**Task prompt**
Pull each line containing "this" out of the data and copy it.

— Begin Materials provided —

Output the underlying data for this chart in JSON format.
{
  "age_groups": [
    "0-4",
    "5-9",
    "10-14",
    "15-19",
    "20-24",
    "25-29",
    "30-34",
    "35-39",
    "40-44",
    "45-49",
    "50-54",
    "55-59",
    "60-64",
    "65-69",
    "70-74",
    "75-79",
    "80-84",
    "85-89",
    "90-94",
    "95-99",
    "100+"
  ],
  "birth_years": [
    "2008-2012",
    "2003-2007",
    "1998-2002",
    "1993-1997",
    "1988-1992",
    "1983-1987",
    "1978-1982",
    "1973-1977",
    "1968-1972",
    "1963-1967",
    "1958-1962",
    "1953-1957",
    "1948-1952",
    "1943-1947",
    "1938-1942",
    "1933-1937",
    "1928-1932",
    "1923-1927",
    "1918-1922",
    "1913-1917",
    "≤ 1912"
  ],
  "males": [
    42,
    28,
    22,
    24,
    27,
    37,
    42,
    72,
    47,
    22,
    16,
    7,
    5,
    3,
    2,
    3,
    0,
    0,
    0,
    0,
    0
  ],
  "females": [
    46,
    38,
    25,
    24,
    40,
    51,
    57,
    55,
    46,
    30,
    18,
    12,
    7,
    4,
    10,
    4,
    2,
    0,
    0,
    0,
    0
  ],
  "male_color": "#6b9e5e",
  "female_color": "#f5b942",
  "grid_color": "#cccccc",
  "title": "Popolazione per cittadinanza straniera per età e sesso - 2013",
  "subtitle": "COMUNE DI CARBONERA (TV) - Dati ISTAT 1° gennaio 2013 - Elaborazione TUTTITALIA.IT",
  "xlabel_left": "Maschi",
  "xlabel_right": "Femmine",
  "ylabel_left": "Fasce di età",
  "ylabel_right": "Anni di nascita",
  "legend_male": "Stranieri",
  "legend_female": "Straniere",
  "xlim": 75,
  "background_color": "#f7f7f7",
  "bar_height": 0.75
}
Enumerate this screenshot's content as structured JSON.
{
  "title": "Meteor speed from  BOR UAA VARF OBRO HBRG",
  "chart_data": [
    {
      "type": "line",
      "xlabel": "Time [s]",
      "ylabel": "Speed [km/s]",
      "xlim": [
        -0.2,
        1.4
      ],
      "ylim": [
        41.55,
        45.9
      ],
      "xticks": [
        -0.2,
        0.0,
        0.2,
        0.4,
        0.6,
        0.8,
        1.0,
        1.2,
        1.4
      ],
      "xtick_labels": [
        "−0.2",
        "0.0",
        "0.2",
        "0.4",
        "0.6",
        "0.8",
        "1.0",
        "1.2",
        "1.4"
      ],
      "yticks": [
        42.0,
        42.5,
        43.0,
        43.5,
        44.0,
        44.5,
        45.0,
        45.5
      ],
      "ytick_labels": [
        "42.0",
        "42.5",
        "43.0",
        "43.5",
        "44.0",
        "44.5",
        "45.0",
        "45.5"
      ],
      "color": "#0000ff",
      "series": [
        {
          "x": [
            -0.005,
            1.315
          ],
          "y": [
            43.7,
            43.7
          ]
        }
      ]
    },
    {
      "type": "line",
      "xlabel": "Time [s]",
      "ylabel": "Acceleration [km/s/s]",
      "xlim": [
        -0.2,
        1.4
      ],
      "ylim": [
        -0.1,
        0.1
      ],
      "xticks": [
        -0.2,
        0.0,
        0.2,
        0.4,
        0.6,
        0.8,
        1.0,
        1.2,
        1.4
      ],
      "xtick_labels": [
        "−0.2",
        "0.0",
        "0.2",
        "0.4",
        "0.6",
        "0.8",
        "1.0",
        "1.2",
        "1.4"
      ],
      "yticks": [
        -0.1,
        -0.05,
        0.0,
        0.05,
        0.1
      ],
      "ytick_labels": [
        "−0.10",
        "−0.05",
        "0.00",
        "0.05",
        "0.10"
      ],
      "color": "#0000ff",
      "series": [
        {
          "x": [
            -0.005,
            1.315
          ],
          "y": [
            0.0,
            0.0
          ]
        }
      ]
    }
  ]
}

— End Materials provided —

**Full solution**
Output the underlying data for this chart in JSON format.
Enumerate this screenshot's content as structured JSON.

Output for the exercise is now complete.